### Task brief
Write each line out exactly, leaving none out.

### Supplied material
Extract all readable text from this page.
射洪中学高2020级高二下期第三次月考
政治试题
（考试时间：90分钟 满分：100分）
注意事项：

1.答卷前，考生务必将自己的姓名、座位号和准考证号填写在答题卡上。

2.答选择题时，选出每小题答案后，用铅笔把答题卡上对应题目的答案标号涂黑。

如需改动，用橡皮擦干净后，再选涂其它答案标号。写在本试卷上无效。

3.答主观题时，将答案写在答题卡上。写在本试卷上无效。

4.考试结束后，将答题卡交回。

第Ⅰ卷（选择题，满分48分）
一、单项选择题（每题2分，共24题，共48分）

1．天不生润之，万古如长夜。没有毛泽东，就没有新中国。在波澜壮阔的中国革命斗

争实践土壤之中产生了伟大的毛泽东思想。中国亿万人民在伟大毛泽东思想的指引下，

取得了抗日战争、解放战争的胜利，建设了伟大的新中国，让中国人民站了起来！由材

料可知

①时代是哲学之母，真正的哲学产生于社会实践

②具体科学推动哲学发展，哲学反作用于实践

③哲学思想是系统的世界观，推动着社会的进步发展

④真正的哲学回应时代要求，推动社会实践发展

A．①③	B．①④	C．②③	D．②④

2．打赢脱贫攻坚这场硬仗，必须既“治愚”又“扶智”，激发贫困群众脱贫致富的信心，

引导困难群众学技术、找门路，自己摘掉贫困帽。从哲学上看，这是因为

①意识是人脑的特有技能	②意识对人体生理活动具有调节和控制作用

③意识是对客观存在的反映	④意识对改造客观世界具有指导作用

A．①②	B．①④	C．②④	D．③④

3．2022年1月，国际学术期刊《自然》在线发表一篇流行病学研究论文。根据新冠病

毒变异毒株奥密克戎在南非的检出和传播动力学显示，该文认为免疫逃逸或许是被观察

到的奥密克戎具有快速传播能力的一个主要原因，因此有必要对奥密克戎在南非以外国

### Exercise response
Extract all readable text from this page.
射洪中学高2020级高二下期第三次月考
政治试题
（考试时间：90分钟 满分：100分）
注意事项：

1.答卷前，考生务必将自己的姓名、座位号和准考证号填写在答题卡上。

2.答选择题时，选出每小题答案后，用铅笔把答题卡上对应题目的答案标号涂黑。

如需改动，用橡皮擦干净后，再选涂其它答案标号。写在本试卷上无效。

3.答主观题时，将答案写在答题卡上。写在本试卷上无效。

4.考试结束后，将答题卡交回。

第Ⅰ卷（选择题，满分48分）
一、单项选择题（每题2分，共24题，共48分）

1．天不生润之，万古如长夜。没有毛泽东，就没有新中国。在波澜壮阔的中国革命斗

争实践土壤之中产生了伟大的毛泽东思想。中国亿万人民在伟大毛泽东思想的指引下，

取得了抗日战争、解放战争的胜利，建设了伟大的新中国，让中国人民站了起来！由材

料可知

①时代是哲学之母，真正的哲学产生于社会实践

②具体科学推动哲学发展，哲学反作用于实践

③哲学思想是系统的世界观，推动着社会的进步发展

④真正的哲学回应时代要求，推动社会实践发展

A．①③	B．①④	C．②③	D．②④

2．打赢脱贫攻坚这场硬仗，必须既“治愚”又“扶智”，激发贫困群众脱贫致富的信心，

引导困难群众学技术、找门路，自己摘掉贫困帽。从哲学上看，这是因为

①意识是人脑的特有技能	②意识对人体生理活动具有调节和控制作用

③意识是对客观存在的反映	④意识对改造客观世界具有指导作用

A．①②	B．①④	C．②④	D．③④

3．2022年1月，国际学术期刊《自然》在线发表一篇流行病学研究论文。根据新冠病

毒变异毒株奥密克戎在南非的检出和传播动力学显示，该文认为免疫逃逸或许是被观察

到的奥密克戎具有快速传播能力的一个主要原因，因此有必要对奥密克戎在南非以外国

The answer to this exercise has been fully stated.